TEXT SECTION →
Improve chat encryption, delivery, and session handling
Adds robust session serialization/deserialization for ratchet state, session cleanup for corrupted data, and improved error handling in chat encryption hooks. Enhances chat delivery to support both local and remote recipients, ensures conversation creation, and adds timeouts to key fetches. Also introduces utilities for deleting and clearing encrypted session data from storage.
This commit is contained in:
@@ -8,7 +8,9 @@ import {
|
||||
storeDeviceKeys,
|
||||
isStorageUnlocked,
|
||||
storeEncrypted,
|
||||
loadEncrypted
|
||||
loadEncrypted,
|
||||
deleteEncrypted,
|
||||
clearAllSessions
|
||||
} from '@/lib/crypto/chat-storage';
|
||||
import {
|
||||
generateX25519KeyPair,
|
||||
@@ -24,7 +26,9 @@ import {
|
||||
ratchetDecrypt,
|
||||
x3dhSender,
|
||||
x3dhReceiver,
|
||||
RatchetState
|
||||
RatchetState,
|
||||
serializeRatchetState,
|
||||
deserializeRatchetState
|
||||
} from '@/lib/crypto/ratchet';
|
||||
import { useUserIdentity } from './useUserIdentity';
|
||||
import { v4 as uuidv4 } from 'uuid';
|
||||
@@ -54,6 +58,18 @@ export function useChatEncryption() {
|
||||
setIsLocked(!unlocked);
|
||||
|
||||
if (unlocked) {
|
||||
// One-time cleanup of corrupted sessions (migration fix)
|
||||
if (!sessionStorage.getItem('synapsis_sessions_cleaned_v2')) {
|
||||
try {
|
||||
console.log('[Chat] Running one-time session cleanup...');
|
||||
await clearAllSessions();
|
||||
sessionStorage.setItem('synapsis_sessions_cleaned_v2', 'true');
|
||||
console.log('[Chat] Session cleanup complete');
|
||||
} catch (e) {
|
||||
console.error('[Chat] Session cleanup failed:', e);
|
||||
}
|
||||
}
|
||||
|
||||
try {
|
||||
const keys = await loadDeviceKeys();
|
||||
if (keys) {
|
||||
@@ -281,13 +297,21 @@ export function useChatEncryption() {
|
||||
let bundles: any[];
|
||||
try {
|
||||
console.log(`[Chat] Fetching keys via proxy: ${proxyUrl}`);
|
||||
const res = await fetch(proxyUrl);
|
||||
const controller = new AbortController();
|
||||
const id = setTimeout(() => controller.abort(), 8000); // 8s timeout (proxy has 5s)

INFORMATION →
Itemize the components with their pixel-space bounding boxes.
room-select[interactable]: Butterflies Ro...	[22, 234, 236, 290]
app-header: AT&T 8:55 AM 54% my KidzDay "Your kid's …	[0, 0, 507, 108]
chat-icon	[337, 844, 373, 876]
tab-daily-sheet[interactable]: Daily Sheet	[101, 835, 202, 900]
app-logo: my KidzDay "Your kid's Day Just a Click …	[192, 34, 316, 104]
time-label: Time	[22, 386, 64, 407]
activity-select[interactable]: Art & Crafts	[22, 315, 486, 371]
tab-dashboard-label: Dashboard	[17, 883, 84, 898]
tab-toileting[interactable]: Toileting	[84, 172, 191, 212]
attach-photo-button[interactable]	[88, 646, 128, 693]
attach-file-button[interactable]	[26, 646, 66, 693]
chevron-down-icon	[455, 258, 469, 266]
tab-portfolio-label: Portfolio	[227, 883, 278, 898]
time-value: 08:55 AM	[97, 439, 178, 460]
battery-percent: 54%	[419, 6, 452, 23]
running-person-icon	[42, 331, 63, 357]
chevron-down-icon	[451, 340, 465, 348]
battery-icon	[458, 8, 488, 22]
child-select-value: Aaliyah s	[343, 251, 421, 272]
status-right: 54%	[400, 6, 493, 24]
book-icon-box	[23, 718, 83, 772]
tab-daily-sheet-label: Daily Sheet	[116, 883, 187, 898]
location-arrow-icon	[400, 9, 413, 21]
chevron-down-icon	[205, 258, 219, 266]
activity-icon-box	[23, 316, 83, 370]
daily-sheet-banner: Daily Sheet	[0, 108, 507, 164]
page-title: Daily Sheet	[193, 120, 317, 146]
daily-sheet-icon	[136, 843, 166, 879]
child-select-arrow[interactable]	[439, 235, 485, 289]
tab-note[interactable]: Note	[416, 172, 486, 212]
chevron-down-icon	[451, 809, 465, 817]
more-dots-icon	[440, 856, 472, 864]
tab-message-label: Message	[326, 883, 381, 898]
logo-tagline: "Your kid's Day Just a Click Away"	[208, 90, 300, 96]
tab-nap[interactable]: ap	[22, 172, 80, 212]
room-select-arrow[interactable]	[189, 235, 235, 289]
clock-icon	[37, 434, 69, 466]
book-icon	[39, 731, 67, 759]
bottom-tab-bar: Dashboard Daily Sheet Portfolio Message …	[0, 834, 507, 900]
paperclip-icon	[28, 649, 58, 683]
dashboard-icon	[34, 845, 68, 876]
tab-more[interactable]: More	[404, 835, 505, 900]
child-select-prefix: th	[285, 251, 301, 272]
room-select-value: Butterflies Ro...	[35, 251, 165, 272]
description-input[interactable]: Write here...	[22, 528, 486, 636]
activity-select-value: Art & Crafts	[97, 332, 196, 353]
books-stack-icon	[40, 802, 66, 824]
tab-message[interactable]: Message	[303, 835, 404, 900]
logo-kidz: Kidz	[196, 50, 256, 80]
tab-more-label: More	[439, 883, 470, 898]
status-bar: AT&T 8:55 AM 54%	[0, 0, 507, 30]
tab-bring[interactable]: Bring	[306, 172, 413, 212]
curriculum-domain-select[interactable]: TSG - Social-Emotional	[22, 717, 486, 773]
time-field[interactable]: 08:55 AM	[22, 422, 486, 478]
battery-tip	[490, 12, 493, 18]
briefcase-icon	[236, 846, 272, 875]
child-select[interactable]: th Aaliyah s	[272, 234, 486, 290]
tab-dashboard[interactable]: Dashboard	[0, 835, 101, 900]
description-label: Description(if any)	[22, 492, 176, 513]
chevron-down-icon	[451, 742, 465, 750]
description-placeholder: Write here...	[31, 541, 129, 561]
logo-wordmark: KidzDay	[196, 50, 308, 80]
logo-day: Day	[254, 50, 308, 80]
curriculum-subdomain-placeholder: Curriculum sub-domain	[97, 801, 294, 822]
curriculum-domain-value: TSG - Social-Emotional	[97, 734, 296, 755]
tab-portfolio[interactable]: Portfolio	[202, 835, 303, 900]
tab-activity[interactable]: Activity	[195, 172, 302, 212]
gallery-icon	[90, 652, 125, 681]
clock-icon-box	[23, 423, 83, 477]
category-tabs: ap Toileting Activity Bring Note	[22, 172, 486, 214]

TASKS TO COMPLETE →
(a) Which console messages beginning with "[Chat]" appear in the chat encryption code diff?
(b) Write the next lines of the chat encryption code diff, picking up after its final line.

EXPECTED RESPONSES →
(a)
- [Chat] Running one-time session cleanup...
- [Chat] Session cleanup complete
- [Chat] Session cleanup failed:
- [Chat] Fetching keys via proxy: ${proxyUrl}

(b)
|
||||
|
||||
const res = await fetch(proxyUrl, {
|
||||
signal: controller.signal
|
||||
});
|
||||
clearTimeout(id);
|
||||
|
||||
if (!res.ok) {
|
||||
const data = await res.json();
|
||||
console.error(`[Chat] Bundle fetch failed (${res.status}):`, data);
|
||||
throw new Error(`Recipient keys not found (Status: ${res.status})`);
|
||||
}
|
||||
bundles = await res.json();
|
||||
console.log(`[Chat] Fetched ${bundles.length} device bundle(s):`, bundles);
|
||||
} catch (err: any) {
|
||||
console.error(`[Chat] Network error fetching bundles:`, err);
|
||||
throw new Error(`Failed to resolve recipient keys: ${err.message}`);
|
||||
@@ -300,6 +324,8 @@ export function useChatEncryption() {
|
||||
const localKeys = await loadDeviceKeys();
|
||||
if (!localKeys) throw new Error('Keys lost');
|
||||
|
||||
console.log(`[Chat] Processing ${bundles.length} recipient device(s)...`);
|
||||
|
||||
// 2. Loop through all devices
|
||||
for (const bundle of bundles) {
|
||||
// IMPORTANT: Use the DID from the bundle!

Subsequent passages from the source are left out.